** SUPPLIED INFORMATION **
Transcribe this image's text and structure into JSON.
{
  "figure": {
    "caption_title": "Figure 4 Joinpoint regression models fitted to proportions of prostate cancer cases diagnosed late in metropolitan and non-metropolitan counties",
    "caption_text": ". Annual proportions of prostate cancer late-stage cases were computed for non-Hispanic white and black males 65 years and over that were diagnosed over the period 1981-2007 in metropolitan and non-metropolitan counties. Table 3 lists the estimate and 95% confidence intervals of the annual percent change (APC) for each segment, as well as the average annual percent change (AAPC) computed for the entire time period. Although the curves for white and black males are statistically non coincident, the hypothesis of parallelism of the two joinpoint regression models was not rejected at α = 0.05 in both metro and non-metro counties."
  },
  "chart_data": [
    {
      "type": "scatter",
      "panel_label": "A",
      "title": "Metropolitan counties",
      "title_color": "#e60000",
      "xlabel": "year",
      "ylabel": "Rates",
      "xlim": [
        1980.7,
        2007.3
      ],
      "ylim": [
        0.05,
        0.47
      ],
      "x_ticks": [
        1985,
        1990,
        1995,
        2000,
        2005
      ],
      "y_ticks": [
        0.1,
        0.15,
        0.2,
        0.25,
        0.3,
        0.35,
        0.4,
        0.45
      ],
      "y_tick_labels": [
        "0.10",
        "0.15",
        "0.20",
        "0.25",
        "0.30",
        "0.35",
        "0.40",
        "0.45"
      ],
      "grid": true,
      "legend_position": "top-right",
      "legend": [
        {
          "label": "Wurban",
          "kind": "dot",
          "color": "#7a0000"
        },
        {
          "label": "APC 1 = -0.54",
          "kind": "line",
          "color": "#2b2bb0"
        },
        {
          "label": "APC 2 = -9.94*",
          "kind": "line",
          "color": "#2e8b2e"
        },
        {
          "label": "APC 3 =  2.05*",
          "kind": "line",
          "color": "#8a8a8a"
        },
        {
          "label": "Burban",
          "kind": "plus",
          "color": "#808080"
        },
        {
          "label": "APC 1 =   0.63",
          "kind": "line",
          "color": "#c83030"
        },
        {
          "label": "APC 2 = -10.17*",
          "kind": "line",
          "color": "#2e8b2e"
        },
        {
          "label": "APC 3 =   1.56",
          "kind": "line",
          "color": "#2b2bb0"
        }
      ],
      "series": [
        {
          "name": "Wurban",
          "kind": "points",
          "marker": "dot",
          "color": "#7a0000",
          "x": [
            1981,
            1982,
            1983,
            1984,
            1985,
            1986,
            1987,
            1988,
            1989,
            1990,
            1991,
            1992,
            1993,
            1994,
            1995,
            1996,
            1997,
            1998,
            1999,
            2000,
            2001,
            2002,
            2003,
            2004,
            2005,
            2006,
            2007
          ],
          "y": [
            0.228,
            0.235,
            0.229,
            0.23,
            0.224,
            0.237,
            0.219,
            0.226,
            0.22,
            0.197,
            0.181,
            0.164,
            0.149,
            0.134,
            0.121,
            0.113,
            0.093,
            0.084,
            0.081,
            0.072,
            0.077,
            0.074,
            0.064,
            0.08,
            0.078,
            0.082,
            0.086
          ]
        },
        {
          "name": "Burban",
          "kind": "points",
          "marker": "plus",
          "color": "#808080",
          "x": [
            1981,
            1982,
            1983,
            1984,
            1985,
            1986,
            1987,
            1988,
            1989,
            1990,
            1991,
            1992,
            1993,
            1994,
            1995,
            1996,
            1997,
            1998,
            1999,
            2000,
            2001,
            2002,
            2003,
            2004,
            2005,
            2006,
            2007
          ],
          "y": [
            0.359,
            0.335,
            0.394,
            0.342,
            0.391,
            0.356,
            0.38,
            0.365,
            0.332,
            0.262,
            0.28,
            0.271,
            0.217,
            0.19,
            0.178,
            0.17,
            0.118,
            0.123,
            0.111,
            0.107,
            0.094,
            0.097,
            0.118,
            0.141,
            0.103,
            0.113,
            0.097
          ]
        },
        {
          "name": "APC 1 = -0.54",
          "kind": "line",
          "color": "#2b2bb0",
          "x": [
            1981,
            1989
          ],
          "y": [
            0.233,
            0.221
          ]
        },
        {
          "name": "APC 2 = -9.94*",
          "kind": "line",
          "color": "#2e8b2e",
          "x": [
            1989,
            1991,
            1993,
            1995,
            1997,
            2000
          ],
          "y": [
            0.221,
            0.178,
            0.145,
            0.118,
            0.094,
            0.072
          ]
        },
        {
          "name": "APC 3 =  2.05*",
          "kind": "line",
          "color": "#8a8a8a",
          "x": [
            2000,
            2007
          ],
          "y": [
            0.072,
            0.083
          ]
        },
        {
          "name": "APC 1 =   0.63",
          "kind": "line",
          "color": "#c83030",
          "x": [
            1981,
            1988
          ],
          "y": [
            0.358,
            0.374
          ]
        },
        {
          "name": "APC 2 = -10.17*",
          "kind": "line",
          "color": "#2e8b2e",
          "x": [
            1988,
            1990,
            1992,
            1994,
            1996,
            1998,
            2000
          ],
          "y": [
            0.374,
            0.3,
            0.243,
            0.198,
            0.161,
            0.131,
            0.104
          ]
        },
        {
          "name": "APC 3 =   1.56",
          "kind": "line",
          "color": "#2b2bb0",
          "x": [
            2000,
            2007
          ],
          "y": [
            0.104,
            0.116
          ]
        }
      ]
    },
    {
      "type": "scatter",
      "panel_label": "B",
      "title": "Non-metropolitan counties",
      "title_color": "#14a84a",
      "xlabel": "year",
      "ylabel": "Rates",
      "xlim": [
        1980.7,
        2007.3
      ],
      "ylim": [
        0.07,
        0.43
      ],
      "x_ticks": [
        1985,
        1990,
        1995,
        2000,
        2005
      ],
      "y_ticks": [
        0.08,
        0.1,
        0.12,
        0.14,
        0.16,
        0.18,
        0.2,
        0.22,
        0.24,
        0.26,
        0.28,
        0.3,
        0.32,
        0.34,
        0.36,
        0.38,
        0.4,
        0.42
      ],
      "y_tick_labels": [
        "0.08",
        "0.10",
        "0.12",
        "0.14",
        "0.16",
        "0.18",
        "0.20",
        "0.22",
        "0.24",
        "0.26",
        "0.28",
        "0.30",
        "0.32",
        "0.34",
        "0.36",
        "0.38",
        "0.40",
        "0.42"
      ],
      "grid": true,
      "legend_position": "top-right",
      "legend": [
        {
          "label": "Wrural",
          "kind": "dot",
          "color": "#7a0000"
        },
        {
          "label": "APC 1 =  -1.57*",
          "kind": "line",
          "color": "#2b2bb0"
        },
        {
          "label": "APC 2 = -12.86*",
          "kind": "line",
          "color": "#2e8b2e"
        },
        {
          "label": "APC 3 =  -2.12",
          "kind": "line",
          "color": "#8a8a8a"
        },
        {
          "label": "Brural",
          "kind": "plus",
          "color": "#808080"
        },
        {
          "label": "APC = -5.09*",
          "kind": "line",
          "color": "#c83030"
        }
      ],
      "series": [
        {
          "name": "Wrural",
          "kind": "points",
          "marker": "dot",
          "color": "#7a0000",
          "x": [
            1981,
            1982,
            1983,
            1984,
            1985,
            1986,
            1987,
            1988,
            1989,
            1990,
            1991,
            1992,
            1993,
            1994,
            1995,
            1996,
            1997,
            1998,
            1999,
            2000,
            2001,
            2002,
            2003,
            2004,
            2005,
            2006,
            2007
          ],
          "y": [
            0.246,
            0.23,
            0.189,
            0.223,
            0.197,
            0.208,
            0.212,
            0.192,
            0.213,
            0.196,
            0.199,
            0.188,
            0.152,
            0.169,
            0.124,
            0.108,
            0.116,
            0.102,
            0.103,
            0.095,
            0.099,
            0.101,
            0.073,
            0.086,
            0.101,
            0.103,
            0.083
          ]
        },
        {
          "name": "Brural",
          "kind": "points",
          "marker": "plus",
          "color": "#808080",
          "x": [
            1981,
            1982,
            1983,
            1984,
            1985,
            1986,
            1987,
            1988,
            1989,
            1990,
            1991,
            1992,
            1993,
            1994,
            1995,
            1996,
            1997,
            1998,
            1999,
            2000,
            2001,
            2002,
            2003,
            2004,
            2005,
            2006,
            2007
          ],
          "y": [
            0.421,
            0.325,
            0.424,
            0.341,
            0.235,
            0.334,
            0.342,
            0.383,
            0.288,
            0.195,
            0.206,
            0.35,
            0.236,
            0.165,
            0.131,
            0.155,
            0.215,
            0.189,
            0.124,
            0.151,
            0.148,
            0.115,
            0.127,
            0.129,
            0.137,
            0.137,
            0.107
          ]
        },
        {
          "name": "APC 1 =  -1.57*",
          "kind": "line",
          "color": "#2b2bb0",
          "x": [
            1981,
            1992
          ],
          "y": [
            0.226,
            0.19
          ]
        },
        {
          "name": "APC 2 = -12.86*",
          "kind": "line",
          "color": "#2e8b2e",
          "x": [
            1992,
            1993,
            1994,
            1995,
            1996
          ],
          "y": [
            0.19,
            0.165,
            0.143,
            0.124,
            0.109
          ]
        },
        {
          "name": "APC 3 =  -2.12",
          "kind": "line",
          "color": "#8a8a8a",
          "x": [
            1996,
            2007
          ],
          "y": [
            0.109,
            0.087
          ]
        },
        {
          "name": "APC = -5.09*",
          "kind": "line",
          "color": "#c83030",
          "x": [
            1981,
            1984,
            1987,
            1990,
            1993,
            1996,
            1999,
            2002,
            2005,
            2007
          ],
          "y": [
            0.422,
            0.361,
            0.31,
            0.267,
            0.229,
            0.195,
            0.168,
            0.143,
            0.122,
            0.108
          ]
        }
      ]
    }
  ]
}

** THE REQUEST **
How many lines in the entries contain the string "regression"? Answer with the number only.

** FINAL ANSWER **
2